Data entries:
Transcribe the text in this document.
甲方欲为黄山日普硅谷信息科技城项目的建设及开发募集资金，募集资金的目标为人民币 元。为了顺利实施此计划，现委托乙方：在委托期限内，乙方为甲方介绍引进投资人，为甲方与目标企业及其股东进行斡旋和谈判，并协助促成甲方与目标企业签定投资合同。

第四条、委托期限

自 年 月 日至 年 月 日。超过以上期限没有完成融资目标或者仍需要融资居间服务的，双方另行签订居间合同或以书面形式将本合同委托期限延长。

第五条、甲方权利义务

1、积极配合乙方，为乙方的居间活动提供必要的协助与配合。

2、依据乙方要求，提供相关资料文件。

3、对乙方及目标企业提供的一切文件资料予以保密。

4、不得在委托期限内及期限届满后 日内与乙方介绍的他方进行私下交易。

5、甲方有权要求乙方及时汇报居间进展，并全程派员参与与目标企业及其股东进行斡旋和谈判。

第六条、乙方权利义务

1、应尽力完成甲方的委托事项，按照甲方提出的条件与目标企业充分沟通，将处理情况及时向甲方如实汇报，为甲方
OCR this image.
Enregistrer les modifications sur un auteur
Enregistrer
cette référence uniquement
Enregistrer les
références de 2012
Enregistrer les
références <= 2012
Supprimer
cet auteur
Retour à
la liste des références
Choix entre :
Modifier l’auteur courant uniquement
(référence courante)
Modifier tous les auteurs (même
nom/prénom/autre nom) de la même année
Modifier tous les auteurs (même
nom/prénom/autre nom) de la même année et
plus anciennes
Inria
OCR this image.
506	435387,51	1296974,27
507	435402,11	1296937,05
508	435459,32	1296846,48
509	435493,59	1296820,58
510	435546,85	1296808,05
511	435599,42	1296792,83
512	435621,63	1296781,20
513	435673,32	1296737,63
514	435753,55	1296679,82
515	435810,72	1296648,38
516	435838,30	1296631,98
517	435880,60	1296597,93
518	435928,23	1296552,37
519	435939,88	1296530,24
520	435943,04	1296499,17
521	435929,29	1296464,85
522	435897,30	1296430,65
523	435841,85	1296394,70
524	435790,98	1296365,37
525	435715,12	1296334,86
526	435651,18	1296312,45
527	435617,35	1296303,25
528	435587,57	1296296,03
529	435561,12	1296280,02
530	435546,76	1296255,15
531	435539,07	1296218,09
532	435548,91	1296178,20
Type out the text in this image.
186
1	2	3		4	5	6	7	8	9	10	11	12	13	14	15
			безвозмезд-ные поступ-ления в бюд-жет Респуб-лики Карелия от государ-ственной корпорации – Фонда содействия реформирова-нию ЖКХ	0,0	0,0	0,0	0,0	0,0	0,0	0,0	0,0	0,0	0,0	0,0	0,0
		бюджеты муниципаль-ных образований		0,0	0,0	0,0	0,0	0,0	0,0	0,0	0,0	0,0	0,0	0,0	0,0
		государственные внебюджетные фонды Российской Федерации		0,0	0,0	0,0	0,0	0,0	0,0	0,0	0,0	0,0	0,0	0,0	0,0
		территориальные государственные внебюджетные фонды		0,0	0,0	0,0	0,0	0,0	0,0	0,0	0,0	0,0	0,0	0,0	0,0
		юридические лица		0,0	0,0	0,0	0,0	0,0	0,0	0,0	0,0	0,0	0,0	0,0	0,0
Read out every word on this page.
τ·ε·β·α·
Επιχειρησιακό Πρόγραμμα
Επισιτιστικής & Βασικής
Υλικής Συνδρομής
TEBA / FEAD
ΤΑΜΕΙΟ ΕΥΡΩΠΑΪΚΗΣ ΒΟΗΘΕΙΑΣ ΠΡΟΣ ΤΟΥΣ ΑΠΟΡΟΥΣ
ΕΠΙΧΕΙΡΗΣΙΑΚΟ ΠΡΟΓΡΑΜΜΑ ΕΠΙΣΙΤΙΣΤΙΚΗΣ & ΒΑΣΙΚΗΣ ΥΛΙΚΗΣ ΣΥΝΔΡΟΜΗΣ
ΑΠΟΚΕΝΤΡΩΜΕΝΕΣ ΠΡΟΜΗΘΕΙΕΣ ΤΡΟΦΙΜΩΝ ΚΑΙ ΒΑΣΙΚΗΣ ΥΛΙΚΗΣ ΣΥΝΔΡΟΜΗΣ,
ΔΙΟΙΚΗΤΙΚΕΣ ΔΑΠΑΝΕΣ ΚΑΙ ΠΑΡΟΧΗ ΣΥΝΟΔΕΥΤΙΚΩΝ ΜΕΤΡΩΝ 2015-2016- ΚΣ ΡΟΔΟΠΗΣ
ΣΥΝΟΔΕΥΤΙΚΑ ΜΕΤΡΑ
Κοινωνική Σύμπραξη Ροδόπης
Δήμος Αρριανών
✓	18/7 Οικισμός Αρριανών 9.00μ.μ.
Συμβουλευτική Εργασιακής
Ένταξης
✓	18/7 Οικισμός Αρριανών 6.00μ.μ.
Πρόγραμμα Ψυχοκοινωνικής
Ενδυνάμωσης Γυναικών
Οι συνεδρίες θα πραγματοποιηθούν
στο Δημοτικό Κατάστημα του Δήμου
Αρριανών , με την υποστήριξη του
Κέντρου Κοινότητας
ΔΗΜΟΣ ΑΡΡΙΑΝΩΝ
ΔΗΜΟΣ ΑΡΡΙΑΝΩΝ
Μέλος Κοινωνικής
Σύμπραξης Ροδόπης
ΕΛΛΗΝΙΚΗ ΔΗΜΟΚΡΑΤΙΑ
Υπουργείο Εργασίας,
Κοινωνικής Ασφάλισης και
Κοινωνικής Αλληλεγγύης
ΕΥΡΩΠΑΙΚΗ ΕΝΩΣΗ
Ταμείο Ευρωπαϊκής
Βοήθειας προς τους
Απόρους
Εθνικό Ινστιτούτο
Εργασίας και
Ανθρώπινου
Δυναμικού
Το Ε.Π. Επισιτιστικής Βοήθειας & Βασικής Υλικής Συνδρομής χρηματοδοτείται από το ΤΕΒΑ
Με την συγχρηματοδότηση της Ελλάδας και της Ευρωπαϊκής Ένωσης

WORK TO BE COMPLETED: Write out each line of the data above again, exactly as given.

FINISHED TASK:
Transcribe the text in this document.
甲方欲为黄山日普硅谷信息科技城项目的建设及开发募集资金，募集资金的目标为人民币 元。为了顺利实施此计划，现委托乙方：在委托期限内，乙方为甲方介绍引进投资人，为甲方与目标企业及其股东进行斡旋和谈判，并协助促成甲方与目标企业签定投资合同。

第四条、委托期限

自 年 月 日至 年 月 日。超过以上期限没有完成融资目标或者仍需要融资居间服务的，双方另行签订居间合同或以书面形式将本合同委托期限延长。

第五条、甲方权利义务

1、积极配合乙方，为乙方的居间活动提供必要的协助与配合。

2、依据乙方要求，提供相关资料文件。

3、对乙方及目标企业提供的一切文件资料予以保密。

4、不得在委托期限内及期限届满后 日内与乙方介绍的他方进行私下交易。

5、甲方有权要求乙方及时汇报居间进展，并全程派员参与与目标企业及其股东进行斡旋和谈判。

第六条、乙方权利义务

1、应尽力完成甲方的委托事项，按照甲方提出的条件与目标企业充分沟通，将处理情况及时向甲方如实汇报，为甲方
OCR this image.
Enregistrer les modifications sur un auteur
Enregistrer
cette référence uniquement
Enregistrer les
références de 2012
Enregistrer les
références <= 2012
Supprimer
cet auteur
Retour à
la liste des références
Choix entre :
Modifier l’auteur courant uniquement
(référence courante)
Modifier tous les auteurs (même
nom/prénom/autre nom) de la même année
Modifier tous les auteurs (même
nom/prénom/autre nom) de la même année et
plus anciennes
Inria
OCR this image.
506	435387,51	1296974,27
507	435402,11	1296937,05
508	435459,32	1296846,48
509	435493,59	1296820,58
510	435546,85	1296808,05
511	435599,42	1296792,83
512	435621,63	1296781,20
513	435673,32	1296737,63
514	435753,55	1296679,82
515	435810,72	1296648,38
516	435838,30	1296631,98
517	435880,60	1296597,93
518	435928,23	1296552,37
519	435939,88	1296530,24
520	435943,04	1296499,17
521	435929,29	1296464,85
522	435897,30	1296430,65
523	435841,85	1296394,70
524	435790,98	1296365,37
525	435715,12	1296334,86
526	435651,18	1296312,45
527	435617,35	1296303,25
528	435587,57	1296296,03
529	435561,12	1296280,02
530	435546,76	1296255,15
531	435539,07	1296218,09
532	435548,91	1296178,20
Type out the text in this image.
186
1	2	3		4	5	6	7	8	9	10	11	12	13	14	15
			безвозмезд-ные поступ-ления в бюд-жет Респуб-лики Карелия от государ-ственной корпорации – Фонда содействия реформирова-нию ЖКХ	0,0	0,0	0,0	0,0	0,0	0,0	0,0	0,0	0,0	0,0	0,0	0,0
		бюджеты муниципаль-ных образований		0,0	0,0	0,0	0,0	0,0	0,0	0,0	0,0	0,0	0,0	0,0	0,0
		государственные внебюджетные фонды Российской Федерации		0,0	0,0	0,0	0,0	0,0	0,0	0,0	0,0	0,0	0,0	0,0	0,0
		территориальные государственные внебюджетные фонды		0,0	0,0	0,0	0,0	0,0	0,0	0,0	0,0	0,0	0,0	0,0	0,0
		юридические лица		0,0	0,0	0,0	0,0	0,0	0,0	0,0	0,0	0,0	0,0	0,0	0,0
Read out every word on this page.
τ·ε·β·α·
Επιχειρησιακό Πρόγραμμα
Επισιτιστικής & Βασικής
Υλικής Συνδρομής
TEBA / FEAD
ΤΑΜΕΙΟ ΕΥΡΩΠΑΪΚΗΣ ΒΟΗΘΕΙΑΣ ΠΡΟΣ ΤΟΥΣ ΑΠΟΡΟΥΣ
ΕΠΙΧΕΙΡΗΣΙΑΚΟ ΠΡΟΓΡΑΜΜΑ ΕΠΙΣΙΤΙΣΤΙΚΗΣ & ΒΑΣΙΚΗΣ ΥΛΙΚΗΣ ΣΥΝΔΡΟΜΗΣ
ΑΠΟΚΕΝΤΡΩΜΕΝΕΣ ΠΡΟΜΗΘΕΙΕΣ ΤΡΟΦΙΜΩΝ ΚΑΙ ΒΑΣΙΚΗΣ ΥΛΙΚΗΣ ΣΥΝΔΡΟΜΗΣ,
ΔΙΟΙΚΗΤΙΚΕΣ ΔΑΠΑΝΕΣ ΚΑΙ ΠΑΡΟΧΗ ΣΥΝΟΔΕΥΤΙΚΩΝ ΜΕΤΡΩΝ 2015-2016- ΚΣ ΡΟΔΟΠΗΣ
ΣΥΝΟΔΕΥΤΙΚΑ ΜΕΤΡΑ
Κοινωνική Σύμπραξη Ροδόπης
Δήμος Αρριανών
✓	18/7 Οικισμός Αρριανών 9.00μ.μ.
Συμβουλευτική Εργασιακής
Ένταξης
✓	18/7 Οικισμός Αρριανών 6.00μ.μ.
Πρόγραμμα Ψυχοκοινωνικής
Ενδυνάμωσης Γυναικών
Οι συνεδρίες θα πραγματοποιηθούν
στο Δημοτικό Κατάστημα του Δήμου
Αρριανών , με την υποστήριξη του
Κέντρου Κοινότητας
ΔΗΜΟΣ ΑΡΡΙΑΝΩΝ
ΔΗΜΟΣ ΑΡΡΙΑΝΩΝ
Μέλος Κοινωνικής
Σύμπραξης Ροδόπης
ΕΛΛΗΝΙΚΗ ΔΗΜΟΚΡΑΤΙΑ
Υπουργείο Εργασίας,
Κοινωνικής Ασφάλισης και
Κοινωνικής Αλληλεγγύης
ΕΥΡΩΠΑΙΚΗ ΕΝΩΣΗ
Ταμείο Ευρωπαϊκής
Βοήθειας προς τους
Απόρους
Εθνικό Ινστιτούτο
Εργασίας και
Ανθρώπινου
Δυναμικού
Το Ε.Π. Επισιτιστικής Βοήθειας & Βασικής Υλικής Συνδρομής χρηματοδοτείται από το ΤΕΒΑ
Με την συγχρηματοδότηση της Ελλάδας και της Ευρωπαϊκής Ένωσης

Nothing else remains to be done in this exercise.